** Start **

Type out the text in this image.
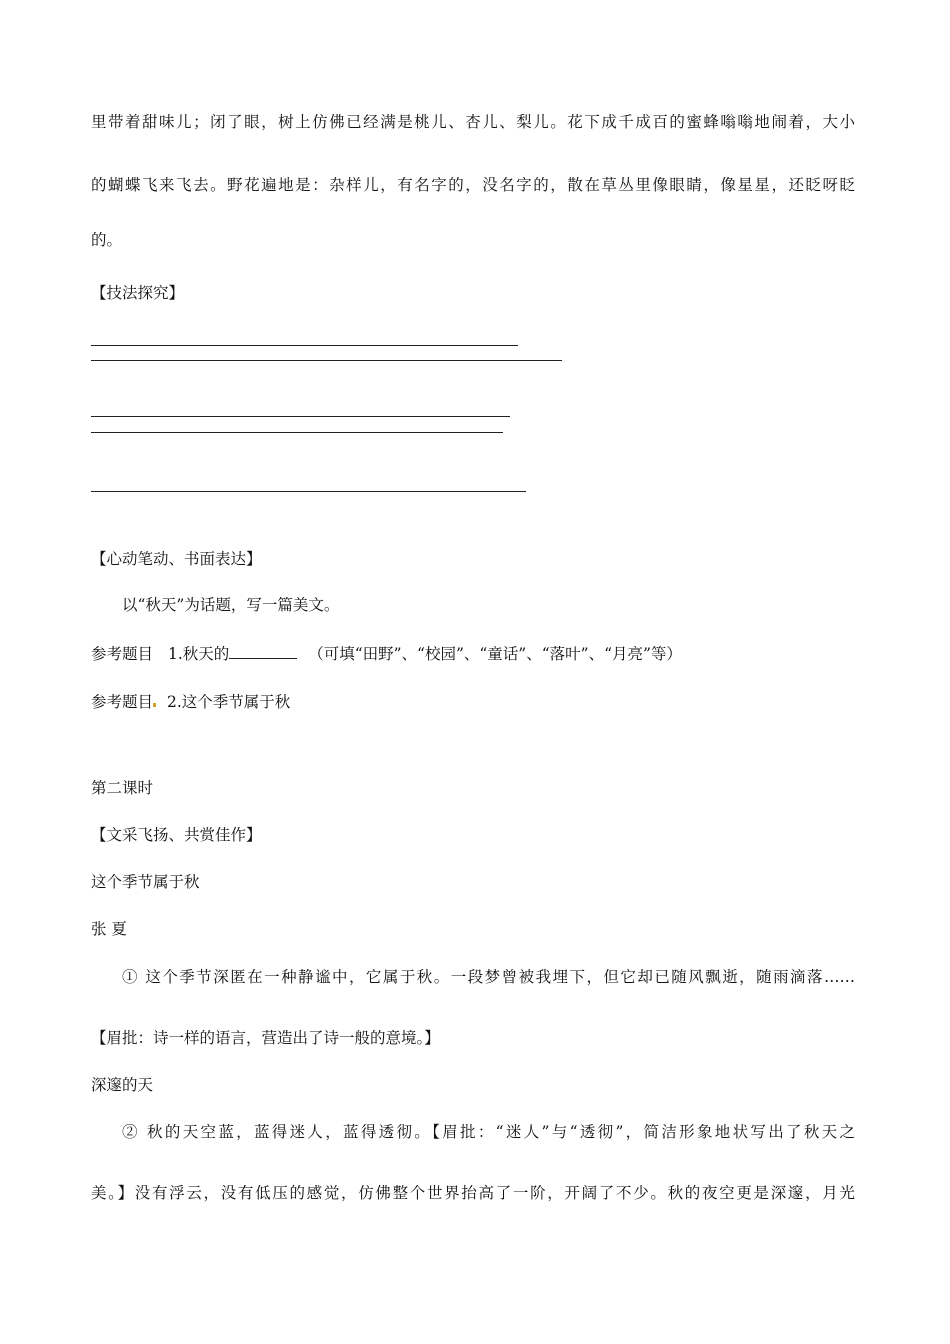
里带着甜味儿；闭了眼，树上仿佛已经满是桃儿、杏儿、梨儿。花下成千成百的蜜蜂嗡嗡地闹着，大小
的蝴蝶飞来飞去。野花遍地是：杂样儿，有名字的，没名字的，散在草丛里像眼睛，像星星，还眨呀眨
的。
【技法探究】
【心动笔动、书面表达】
以“秋天”为话题，写一篇美文。
参考题目 1.秋天的	（可填“田野”、“校园”、“童话”、“落叶”、“月亮”等）
参考题目 2.这个季节属于秋
第二课时
【文采飞扬、共赏佳作】
这个季节属于秋
张 夏
① 这个季节深匿在一种静谧中，它属于秋。一段梦曾被我埋下，但它却已随风飘逝，随雨滴落……
【眉批：诗一样的语言，营造出了诗一般的意境。】
深邃的天
② 秋的天空蓝，蓝得迷人，蓝得透彻。【眉批：“迷人”与“透彻”，简洁形象地状写出了秋天之
美。】没有浮云，没有低压的感觉，仿佛整个世界抬高了一阶，开阔了不少。秋的夜空更是深邃，月光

** End **

## YOUR OBJECTIVE
Every entry must be reproduced exactly, with the images left out.

## RESPONSE
Type out the text in this image.
里带着甜味儿；闭了眼，树上仿佛已经满是桃儿、杏儿、梨儿。花下成千成百的蜜蜂嗡嗡地闹着，大小
的蝴蝶飞来飞去。野花遍地是：杂样儿，有名字的，没名字的，散在草丛里像眼睛，像星星，还眨呀眨
的。
【技法探究】
【心动笔动、书面表达】
以“秋天”为话题，写一篇美文。
参考题目 1.秋天的	（可填“田野”、“校园”、“童话”、“落叶”、“月亮”等）
参考题目 2.这个季节属于秋
第二课时
【文采飞扬、共赏佳作】
这个季节属于秋
张 夏
① 这个季节深匿在一种静谧中，它属于秋。一段梦曾被我埋下，但它却已随风飘逝，随雨滴落……
【眉批：诗一样的语言，营造出了诗一般的意境。】
深邃的天
② 秋的天空蓝，蓝得迷人，蓝得透彻。【眉批：“迷人”与“透彻”，简洁形象地状写出了秋天之
美。】没有浮云，没有低压的感觉，仿佛整个世界抬高了一阶，开阔了不少。秋的夜空更是深邃，月光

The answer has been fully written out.